• **Written exercise**
Output these lines verbatim, every one of them, but leave the pictures out of your answer.
** START OF Records for processing **
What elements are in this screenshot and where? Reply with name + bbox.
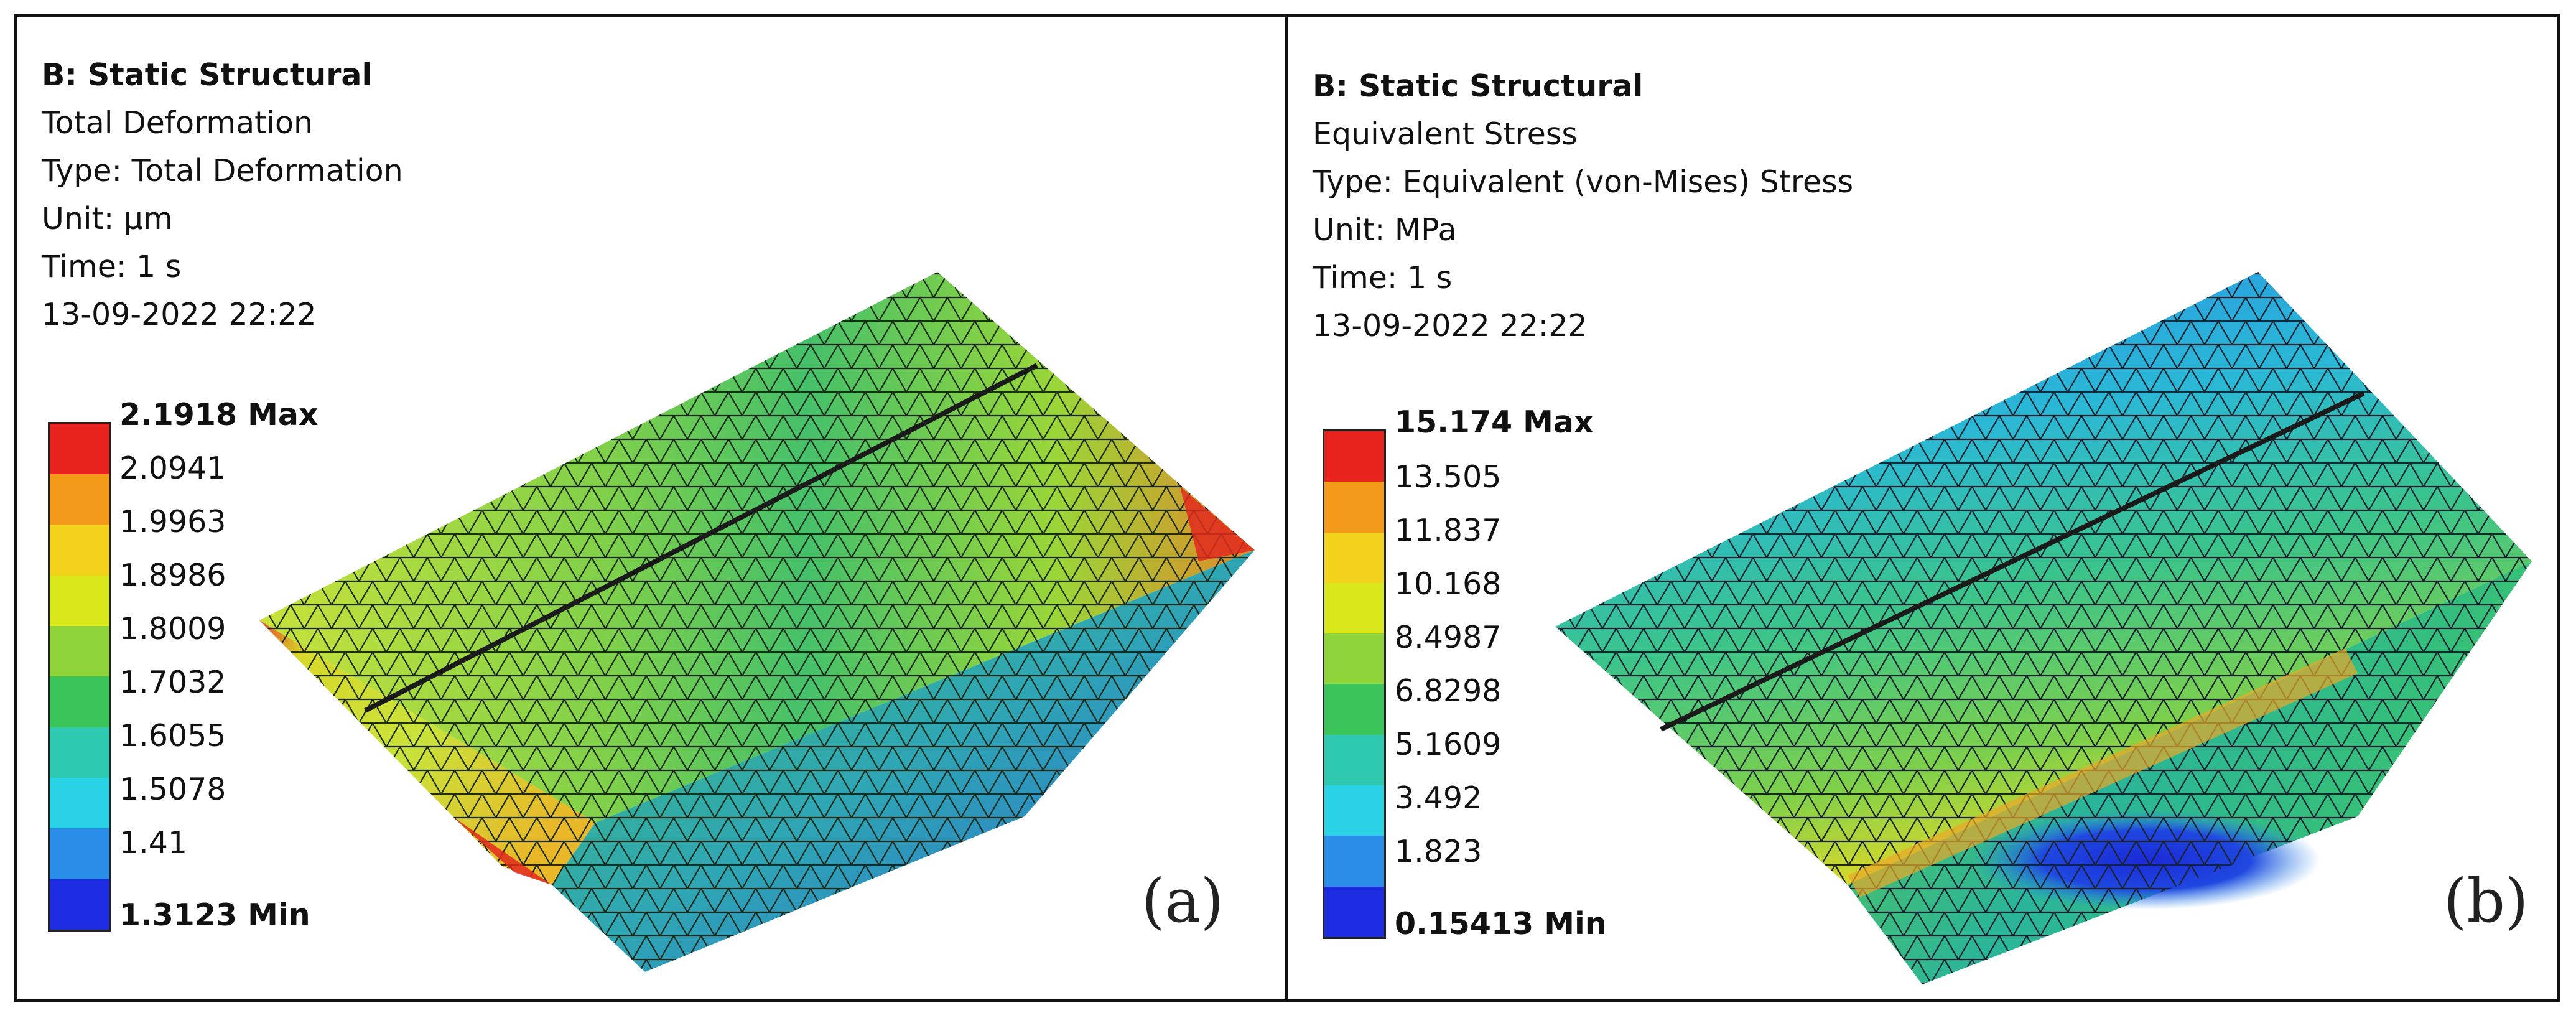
legend-color-band — [1324, 734, 1384, 786]
legend-color-band — [50, 626, 109, 677]
result-time: Time: 1 s — [42, 249, 182, 284]
result-unit: Unit: µm — [42, 201, 173, 236]
legend-color-band — [1324, 785, 1384, 836]
analysis-system-title: B: Static Structural — [42, 57, 373, 93]
legend-color-band — [50, 676, 109, 727]
legend-level-label: 1.6055 — [119, 718, 226, 754]
legend-level-label: 1.8986 — [119, 558, 226, 593]
panel-tag: (b) — [2443, 866, 2529, 936]
legend-color-band — [50, 879, 109, 930]
legend-color-band — [1324, 482, 1384, 533]
result-type: Type: Total Deformation — [42, 153, 403, 189]
legend-level-label: 1.41 — [119, 825, 188, 861]
legend-max-label: 2.1918 Max — [119, 397, 319, 432]
result-date: 13-09-2022 22:22 — [42, 297, 317, 332]
legend-color-band — [50, 828, 109, 879]
legend-level-label: 1.8009 — [119, 611, 226, 647]
legend-color-band — [1324, 684, 1384, 735]
result-type: Type: Equivalent (von-Mises) Stress — [1313, 164, 1854, 200]
legend-color-band — [1324, 582, 1384, 634]
legend-max-label: 15.174 Max — [1395, 404, 1594, 440]
legend-color-band — [50, 727, 109, 778]
legend-color-band — [50, 474, 109, 525]
legend-level-label: 1.7032 — [119, 665, 226, 700]
legend-level-label: 6.8298 — [1395, 673, 1502, 709]
result-name: Total Deformation — [42, 105, 314, 141]
legend-color-band — [1324, 431, 1384, 482]
panel-tag: (a) — [1142, 866, 1224, 936]
legend-level-label: 3.492 — [1395, 780, 1482, 816]
result-time: Time: 1 s — [1313, 260, 1453, 296]
legend-level-label: 1.9963 — [119, 504, 226, 539]
legend-color-band — [1324, 836, 1384, 887]
legend-color-band — [1324, 532, 1384, 583]
color-legend-bar — [1323, 429, 1386, 939]
legend-color-band — [1324, 633, 1384, 684]
legend-color-band — [50, 778, 109, 829]
legend-min-label: 1.3123 Min — [119, 897, 310, 933]
legend-level-label: 10.168 — [1395, 566, 1502, 602]
color-legend-bar — [48, 422, 111, 932]
deformation-mesh-model — [259, 272, 1255, 972]
legend-color-band — [50, 525, 109, 576]
result-date: 13-09-2022 22:22 — [1313, 308, 1588, 343]
result-unit: Unit: MPa — [1313, 212, 1457, 248]
legend-level-label: 2.0941 — [119, 451, 226, 486]
panel-total-deformation: B: Static Structural Total Deformation T… — [17, 14, 1285, 1002]
legend-color-band — [50, 424, 109, 475]
stress-mesh-model — [1555, 272, 2532, 984]
legend-level-label: 1.5078 — [119, 772, 226, 807]
legend-level-label: 5.1609 — [1395, 727, 1502, 762]
legend-level-label: 1.823 — [1395, 834, 1482, 869]
panel-equivalent-stress: B: Static Structural Equivalent Stress T… — [1288, 14, 2557, 1002]
panel-divider — [1285, 14, 1288, 1002]
legend-level-label: 13.505 — [1395, 459, 1502, 495]
analysis-system-title: B: Static Structural — [1313, 68, 1644, 104]
legend-level-label: 8.4987 — [1395, 620, 1502, 655]
legend-color-band — [1324, 886, 1384, 937]
legend-min-label: 0.15413 Min — [1395, 906, 1607, 941]
result-name: Equivalent Stress — [1313, 116, 1578, 152]
legend-level-label: 11.837 — [1395, 513, 1502, 548]
legend-color-band — [50, 575, 109, 627]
** END OF Records for processing **
• **Final answer**
What elements are in this screenshot and where? Reply with name + bbox.
legend-color-band — [1324, 734, 1384, 786]
legend-color-band — [50, 626, 109, 677]
result-time: Time: 1 s — [42, 249, 182, 284]
result-unit: Unit: µm — [42, 201, 173, 236]
legend-color-band — [1324, 785, 1384, 836]
analysis-system-title: B: Static Structural — [42, 57, 373, 93]
legend-color-band — [50, 676, 109, 727]
legend-level-label: 1.6055 — [119, 718, 226, 754]
legend-level-label: 1.8986 — [119, 558, 226, 593]
panel-tag: (b) — [2443, 866, 2529, 936]
legend-color-band — [50, 879, 109, 930]
legend-color-band — [1324, 482, 1384, 533]
result-type: Type: Total Deformation — [42, 153, 403, 189]
legend-level-label: 1.41 — [119, 825, 188, 861]
legend-max-label: 2.1918 Max — [119, 397, 319, 432]
result-date: 13-09-2022 22:22 — [42, 297, 317, 332]
legend-color-band — [50, 828, 109, 879]
legend-level-label: 1.8009 — [119, 611, 226, 647]
legend-color-band — [1324, 684, 1384, 735]
result-type: Type: Equivalent (von-Mises) Stress — [1313, 164, 1854, 200]
legend-color-band — [1324, 582, 1384, 634]
legend-max-label: 15.174 Max — [1395, 404, 1594, 440]
legend-color-band — [50, 727, 109, 778]
legend-color-band — [50, 474, 109, 525]
legend-level-label: 1.7032 — [119, 665, 226, 700]
legend-level-label: 6.8298 — [1395, 673, 1502, 709]
result-name: Total Deformation — [42, 105, 314, 141]
legend-color-band — [1324, 431, 1384, 482]
panel-tag: (a) — [1142, 866, 1224, 936]
legend-level-label: 3.492 — [1395, 780, 1482, 816]
result-time: Time: 1 s — [1313, 260, 1453, 296]
legend-level-label: 1.9963 — [119, 504, 226, 539]
legend-color-band — [1324, 836, 1384, 887]
legend-color-band — [1324, 532, 1384, 583]
color-legend-bar — [1323, 429, 1386, 939]
legend-color-band — [1324, 633, 1384, 684]
legend-color-band — [50, 778, 109, 829]
legend-min-label: 1.3123 Min — [119, 897, 310, 933]
legend-level-label: 10.168 — [1395, 566, 1502, 602]
color-legend-bar — [48, 422, 111, 932]
deformation-mesh-model — [259, 272, 1255, 972]
legend-color-band — [50, 525, 109, 576]
result-date: 13-09-2022 22:22 — [1313, 308, 1588, 343]
result-unit: Unit: MPa — [1313, 212, 1457, 248]
legend-level-label: 2.0941 — [119, 451, 226, 486]
panel-total-deformation: B: Static Structural Total Deformation T… — [17, 14, 1285, 1002]
legend-color-band — [50, 424, 109, 475]
stress-mesh-model — [1555, 272, 2532, 984]
legend-level-label: 1.5078 — [119, 772, 226, 807]
legend-level-label: 5.1609 — [1395, 727, 1502, 762]
legend-level-label: 1.823 — [1395, 834, 1482, 869]
panel-equivalent-stress: B: Static Structural Equivalent Stress T… — [1288, 14, 2557, 1002]
panel-divider — [1285, 14, 1288, 1002]
legend-level-label: 13.505 — [1395, 459, 1502, 495]
analysis-system-title: B: Static Structural — [1313, 68, 1644, 104]
legend-level-label: 8.4987 — [1395, 620, 1502, 655]
legend-color-band — [1324, 886, 1384, 937]
legend-min-label: 0.15413 Min — [1395, 906, 1607, 941]
result-name: Equivalent Stress — [1313, 116, 1578, 152]
legend-level-label: 11.837 — [1395, 513, 1502, 548]
legend-color-band — [50, 575, 109, 627]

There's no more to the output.